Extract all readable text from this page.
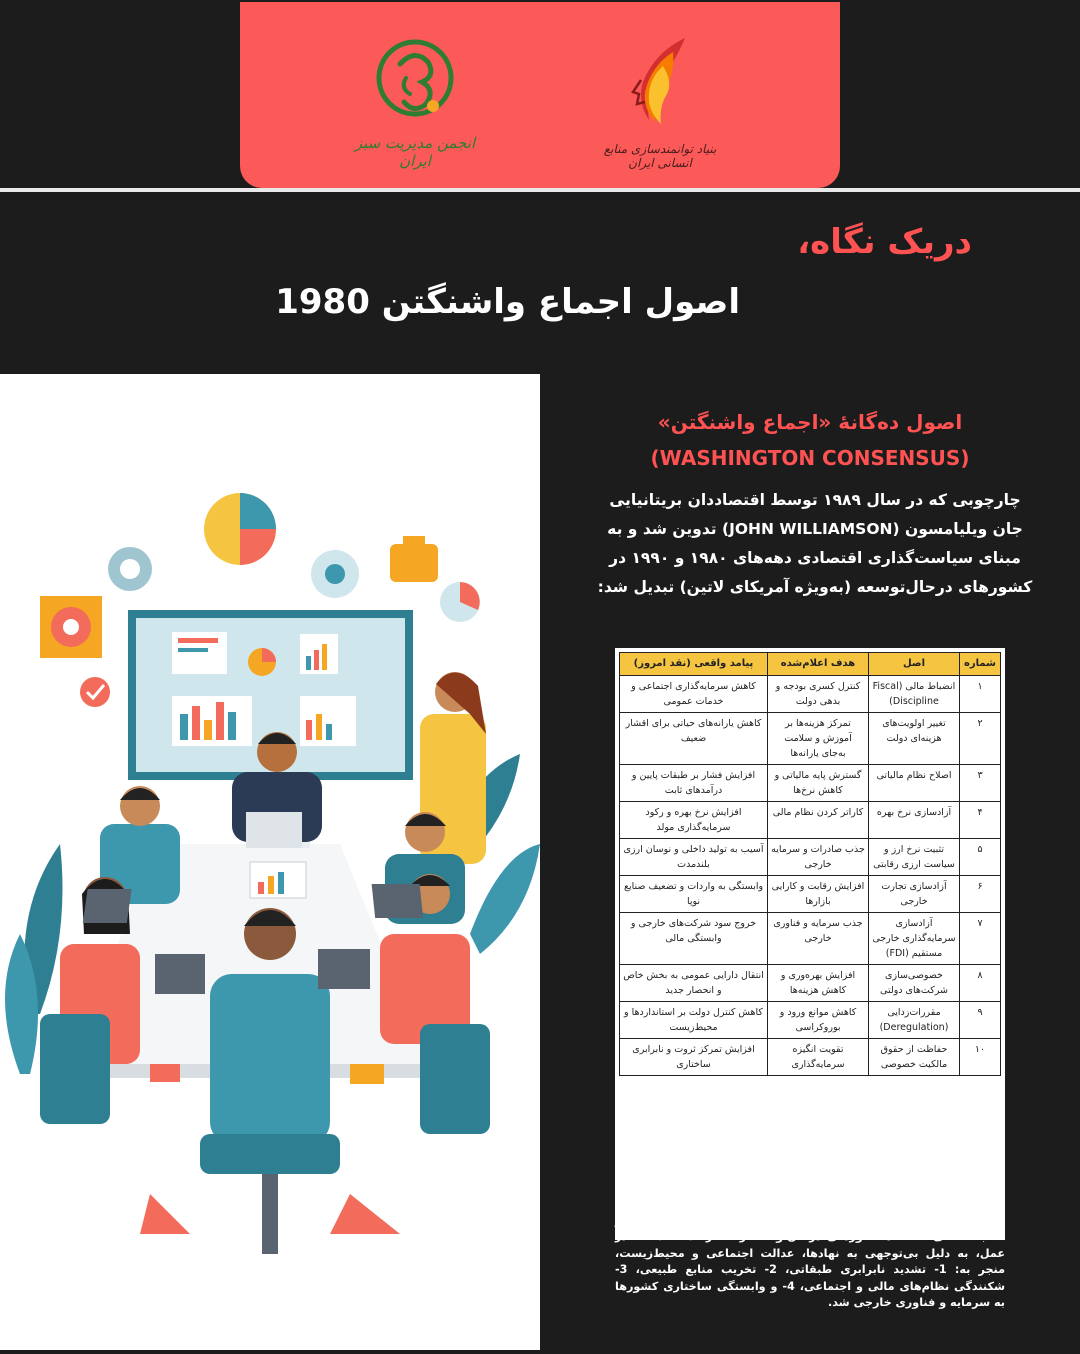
انجمن مدیریت سبز ایران
بنیاد توانمندسازی منابع انسانی ایران
دریک نگاه،
اصول اجماع واشنگتن 1980
اصول ده‌گانهٔ «اجماع واشنگتن»
(WASHINGTON CONSENSUS)
چارچوبی که در سال ۱۹۸۹ توسط اقتصاددان بریتانیایی
جان ویلیامسون (JOHN WILLIAMSON) تدوین شد و به
مبنای سیاست‌گذاری اقتصادی دهه‌های ۱۹۸۰ و ۱۹۹۰ در
کشورهای درحال‌توسعه (به‌ویژه آمریکای لاتین) تبدیل شد:
شماره	اصل	هدف اعلام‌شده	پیامد واقعی (نقد امروز)
۱	انضباط مالی (Fiscal Discipline)	کنترل کسری بودجه و بدهی دولت	کاهش سرمایه‌گذاری اجتماعی و خدمات عمومی
۲	تغییر اولویت‌های هزینه‌ای دولت	تمرکز هزینه‌ها بر آموزش و سلامت به‌جای یارانه‌ها	کاهش یارانه‌های حیاتی برای اقشار ضعیف
۳	اصلاح نظام مالیاتی	گسترش پایه مالیاتی و کاهش نرخ‌ها	افزایش فشار بر طبقات پایین و درآمدهای ثابت
۴	آزادسازی نرخ بهره	کاراتر کردن نظام مالی	افزایش نرخ بهره و رکود سرمایه‌گذاری مولد
۵	تثبیت نرخ ارز و سیاست ارزی رقابتی	جذب صادرات و سرمایه خارجی	آسیب به تولید داخلی و نوسان ارزی بلندمدت
۶	آزادسازی تجارت خارجی	افزایش رقابت و کارایی بازارها	وابستگی به واردات و تضعیف صنایع نوپا
۷	آزادسازی سرمایه‌گذاری خارجی مستقیم (FDI)	جذب سرمایه و فناوری خارجی	خروج سود شرکت‌های خارجی و وابستگی مالی
۸	خصوصی‌سازی شرکت‌های دولتی	افزایش بهره‌وری و کاهش هزینه‌ها	انتقال دارایی عمومی به بخش خاص و انحصار جدید
۹	مقررات‌زدایی (Deregulation)	کاهش موانع ورود و بوروکراسی	کاهش کنترل دولت بر استانداردها و محیط‌زیست
۱۰	حفاظت از حقوق مالکیت خصوصی	تقویت انگیزه سرمایه‌گذاری	افزایش تمرکز ثروت و نابرابری ساختاری
خلاصهٔ تحلیلی
اجماع واشنگتن تلاش می‌کرد با تکیه بر بازار آزاد، دولت کوچک و انضباط مالی، اقتصاد کشورهای درحال‌توسعه را «کارآمد» کند؛ اما در عمل، به دلیل بی‌توجهی به نهادها، عدالت اجتماعی و محیط‌زیست، منجر به: 1- تشدید نابرابری طبقاتی، 2- تخریب منابع طبیعی، 3- شکنندگی نظام‌های مالی و اجتماعی، 4- و وابستگی ساختاری کشورها به سرمایه و فناوری خارجی شد.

################

**What is required**
Omit each picture, then return all of the listing exactly as it stands.

**Solution to this exercise**
Extract all readable text from this page.
انجمن مدیریت سبز ایران
بنیاد توانمندسازی منابع انسانی ایران
دریک نگاه،
اصول اجماع واشنگتن 1980
اصول ده‌گانهٔ «اجماع واشنگتن»
(WASHINGTON CONSENSUS)
چارچوبی که در سال ۱۹۸۹ توسط اقتصاددان بریتانیایی
جان ویلیامسون (JOHN WILLIAMSON) تدوین شد و به
مبنای سیاست‌گذاری اقتصادی دهه‌های ۱۹۸۰ و ۱۹۹۰ در
کشورهای درحال‌توسعه (به‌ویژه آمریکای لاتین) تبدیل شد:
شماره	اصل	هدف اعلام‌شده	پیامد واقعی (نقد امروز)
۱	انضباط مالی (Fiscal Discipline)	کنترل کسری بودجه و بدهی دولت	کاهش سرمایه‌گذاری اجتماعی و خدمات عمومی
۲	تغییر اولویت‌های هزینه‌ای دولت	تمرکز هزینه‌ها بر آموزش و سلامت به‌جای یارانه‌ها	کاهش یارانه‌های حیاتی برای اقشار ضعیف
۳	اصلاح نظام مالیاتی	گسترش پایه مالیاتی و کاهش نرخ‌ها	افزایش فشار بر طبقات پایین و درآمدهای ثابت
۴	آزادسازی نرخ بهره	کاراتر کردن نظام مالی	افزایش نرخ بهره و رکود سرمایه‌گذاری مولد
۵	تثبیت نرخ ارز و سیاست ارزی رقابتی	جذب صادرات و سرمایه خارجی	آسیب به تولید داخلی و نوسان ارزی بلندمدت
۶	آزادسازی تجارت خارجی	افزایش رقابت و کارایی بازارها	وابستگی به واردات و تضعیف صنایع نوپا
۷	آزادسازی سرمایه‌گذاری خارجی مستقیم (FDI)	جذب سرمایه و فناوری خارجی	خروج سود شرکت‌های خارجی و وابستگی مالی
۸	خصوصی‌سازی شرکت‌های دولتی	افزایش بهره‌وری و کاهش هزینه‌ها	انتقال دارایی عمومی به بخش خاص و انحصار جدید
۹	مقررات‌زدایی (Deregulation)	کاهش موانع ورود و بوروکراسی	کاهش کنترل دولت بر استانداردها و محیط‌زیست
۱۰	حفاظت از حقوق مالکیت خصوصی	تقویت انگیزه سرمایه‌گذاری	افزایش تمرکز ثروت و نابرابری ساختاری
خلاصهٔ تحلیلی
اجماع واشنگتن تلاش می‌کرد با تکیه بر بازار آزاد، دولت کوچک و انضباط مالی، اقتصاد کشورهای درحال‌توسعه را «کارآمد» کند؛ اما در عمل، به دلیل بی‌توجهی به نهادها، عدالت اجتماعی و محیط‌زیست، منجر به: 1- تشدید نابرابری طبقاتی، 2- تخریب منابع طبیعی، 3- شکنندگی نظام‌های مالی و اجتماعی، 4- و وابستگی ساختاری کشورها به سرمایه و فناوری خارجی شد.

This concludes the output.